§ **Provided material**
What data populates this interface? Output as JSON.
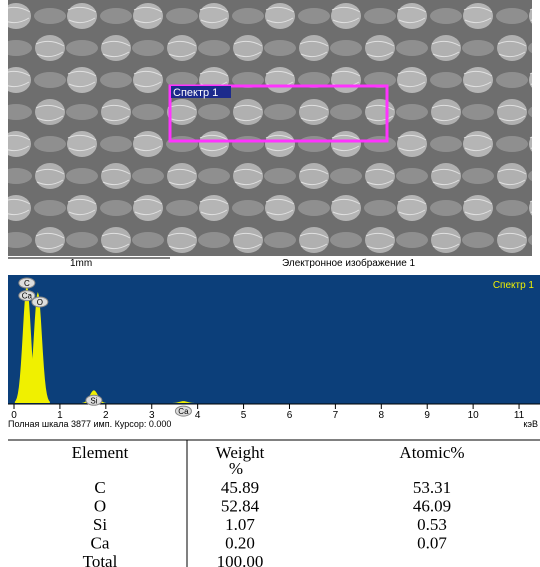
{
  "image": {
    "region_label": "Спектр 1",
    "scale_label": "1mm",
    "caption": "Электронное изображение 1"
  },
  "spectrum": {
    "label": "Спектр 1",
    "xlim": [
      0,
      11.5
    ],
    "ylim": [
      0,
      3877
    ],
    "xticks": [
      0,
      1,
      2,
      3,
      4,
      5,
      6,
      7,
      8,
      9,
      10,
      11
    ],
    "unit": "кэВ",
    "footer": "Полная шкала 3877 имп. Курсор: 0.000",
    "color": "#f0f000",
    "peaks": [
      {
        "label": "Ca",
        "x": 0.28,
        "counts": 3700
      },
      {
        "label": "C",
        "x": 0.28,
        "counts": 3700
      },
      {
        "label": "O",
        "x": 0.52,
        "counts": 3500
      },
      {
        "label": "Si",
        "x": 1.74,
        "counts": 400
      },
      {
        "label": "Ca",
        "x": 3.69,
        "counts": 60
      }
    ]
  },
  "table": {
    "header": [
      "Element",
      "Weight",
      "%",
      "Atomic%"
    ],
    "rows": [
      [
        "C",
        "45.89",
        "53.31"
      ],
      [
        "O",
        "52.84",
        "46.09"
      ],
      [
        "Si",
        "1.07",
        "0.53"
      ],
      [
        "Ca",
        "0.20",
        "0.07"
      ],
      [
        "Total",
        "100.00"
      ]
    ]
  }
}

§ **Prompt**
Transcribe every line from the records above without alteration, and leave out the images.

§ **Output for this task**
What data populates this interface? Output as JSON.
{
  "image": {
    "region_label": "Спектр 1",
    "scale_label": "1mm",
    "caption": "Электронное изображение 1"
  },
  "spectrum": {
    "label": "Спектр 1",
    "xlim": [
      0,
      11.5
    ],
    "ylim": [
      0,
      3877
    ],
    "xticks": [
      0,
      1,
      2,
      3,
      4,
      5,
      6,
      7,
      8,
      9,
      10,
      11
    ],
    "unit": "кэВ",
    "footer": "Полная шкала 3877 имп. Курсор: 0.000",
    "color": "#f0f000",
    "peaks": [
      {
        "label": "Ca",
        "x": 0.28,
        "counts": 3700
      },
      {
        "label": "C",
        "x": 0.28,
        "counts": 3700
      },
      {
        "label": "O",
        "x": 0.52,
        "counts": 3500
      },
      {
        "label": "Si",
        "x": 1.74,
        "counts": 400
      },
      {
        "label": "Ca",
        "x": 3.69,
        "counts": 60
      }
    ]
  },
  "table": {
    "header": [
      "Element",
      "Weight",
      "%",
      "Atomic%"
    ],
    "rows": [
      [
        "C",
        "45.89",
        "53.31"
      ],
      [
        "O",
        "52.84",
        "46.09"
      ],
      [
        "Si",
        "1.07",
        "0.53"
      ],
      [
        "Ca",
        "0.20",
        "0.07"
      ],
      [
        "Total",
        "100.00"
      ]
    ]
  }
}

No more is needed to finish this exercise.